Written exercise >> The entries need to be copied exactly.

(Extracted data entries)

****************

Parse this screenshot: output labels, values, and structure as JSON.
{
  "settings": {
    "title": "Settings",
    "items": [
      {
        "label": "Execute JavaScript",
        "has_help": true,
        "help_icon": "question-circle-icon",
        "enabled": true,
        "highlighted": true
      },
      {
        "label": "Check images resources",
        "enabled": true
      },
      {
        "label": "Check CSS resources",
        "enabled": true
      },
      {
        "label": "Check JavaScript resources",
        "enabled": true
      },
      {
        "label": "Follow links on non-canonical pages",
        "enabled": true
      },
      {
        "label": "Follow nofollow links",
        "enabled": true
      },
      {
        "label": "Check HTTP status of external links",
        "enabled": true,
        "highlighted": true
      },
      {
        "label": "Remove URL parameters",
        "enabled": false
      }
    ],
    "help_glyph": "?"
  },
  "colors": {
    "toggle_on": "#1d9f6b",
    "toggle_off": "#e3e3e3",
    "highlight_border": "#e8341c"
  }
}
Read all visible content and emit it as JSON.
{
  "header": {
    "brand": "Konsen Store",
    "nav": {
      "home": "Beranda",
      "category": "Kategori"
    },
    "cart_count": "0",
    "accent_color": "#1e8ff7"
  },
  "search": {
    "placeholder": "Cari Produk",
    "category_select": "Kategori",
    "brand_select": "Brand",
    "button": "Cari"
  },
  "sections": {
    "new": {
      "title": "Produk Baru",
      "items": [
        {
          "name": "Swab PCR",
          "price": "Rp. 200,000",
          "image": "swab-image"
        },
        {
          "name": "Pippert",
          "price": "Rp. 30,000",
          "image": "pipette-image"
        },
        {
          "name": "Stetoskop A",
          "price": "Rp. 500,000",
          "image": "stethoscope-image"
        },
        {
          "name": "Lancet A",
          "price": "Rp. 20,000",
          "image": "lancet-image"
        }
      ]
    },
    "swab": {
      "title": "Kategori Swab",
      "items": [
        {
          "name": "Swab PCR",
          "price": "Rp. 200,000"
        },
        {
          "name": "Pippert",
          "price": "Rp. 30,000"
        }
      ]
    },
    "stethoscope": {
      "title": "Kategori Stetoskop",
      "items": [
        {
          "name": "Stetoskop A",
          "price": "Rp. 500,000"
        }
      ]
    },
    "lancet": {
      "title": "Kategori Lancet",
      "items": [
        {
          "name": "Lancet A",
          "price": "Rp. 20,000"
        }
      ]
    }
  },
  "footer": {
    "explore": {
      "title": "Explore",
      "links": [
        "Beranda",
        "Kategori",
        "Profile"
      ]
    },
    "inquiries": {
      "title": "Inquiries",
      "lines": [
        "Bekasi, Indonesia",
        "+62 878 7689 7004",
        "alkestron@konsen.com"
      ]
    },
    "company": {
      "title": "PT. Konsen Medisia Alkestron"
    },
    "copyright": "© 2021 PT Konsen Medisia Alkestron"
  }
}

****************

Answer to the problem >>
Parse this screenshot: output labels, values, and structure as JSON.
{
  "settings": {
    "title": "Settings",
    "items": [
      {
        "label": "Execute JavaScript",
        "has_help": true,
        "help_icon": "question-circle-icon",
        "enabled": true,
        "highlighted": true
      },
      {
        "label": "Check images resources",
        "enabled": true
      },
      {
        "label": "Check CSS resources",
        "enabled": true
      },
      {
        "label": "Check JavaScript resources",
        "enabled": true
      },
      {
        "label": "Follow links on non-canonical pages",
        "enabled": true
      },
      {
        "label": "Follow nofollow links",
        "enabled": true
      },
      {
        "label": "Check HTTP status of external links",
        "enabled": true,
        "highlighted": true
      },
      {
        "label": "Remove URL parameters",
        "enabled": false
      }
    ],
    "help_glyph": "?"
  },
  "colors": {
    "toggle_on": "#1d9f6b",
    "toggle_off": "#e3e3e3",
    "highlight_border": "#e8341c"
  }
}
Read all visible content and emit it as JSON.
{
  "header": {
    "brand": "Konsen Store",
    "nav": {
      "home": "Beranda",
      "category": "Kategori"
    },
    "cart_count": "0",
    "accent_color": "#1e8ff7"
  },
  "search": {
    "placeholder": "Cari Produk",
    "category_select": "Kategori",
    "brand_select": "Brand",
    "button": "Cari"
  },
  "sections": {
    "new": {
      "title": "Produk Baru",
      "items": [
        {
          "name": "Swab PCR",
          "price": "Rp. 200,000",
          "image": "swab-image"
        },
        {
          "name": "Pippert",
          "price": "Rp. 30,000",
          "image": "pipette-image"
        },
        {
          "name": "Stetoskop A",
          "price": "Rp. 500,000",
          "image": "stethoscope-image"
        },
        {
          "name": "Lancet A",
          "price": "Rp. 20,000",
          "image": "lancet-image"
        }
      ]
    },
    "swab": {
      "title": "Kategori Swab",
      "items": [
        {
          "name": "Swab PCR",
          "price": "Rp. 200,000"
        },
        {
          "name": "Pippert",
          "price": "Rp. 30,000"
        }
      ]
    },
    "stethoscope": {
      "title": "Kategori Stetoskop",
      "items": [
        {
          "name": "Stetoskop A",
          "price": "Rp. 500,000"
        }
      ]
    },
    "lancet": {
      "title": "Kategori Lancet",
      "items": [
        {
          "name": "Lancet A",
          "price": "Rp. 20,000"
        }
      ]
    }
  },
  "footer": {
    "explore": {
      "title": "Explore",
      "links": [
        "Beranda",
        "Kategori",
        "Profile"
      ]
    },
    "inquiries": {
      "title": "Inquiries",
      "lines": [
        "Bekasi, Indonesia",
        "+62 878 7689 7004",
        "alkestron@konsen.com"
      ]
    },
    "company": {
      "title": "PT. Konsen Medisia Alkestron"
    },
    "copyright": "© 2021 PT Konsen Medisia Alkestron"
  }
}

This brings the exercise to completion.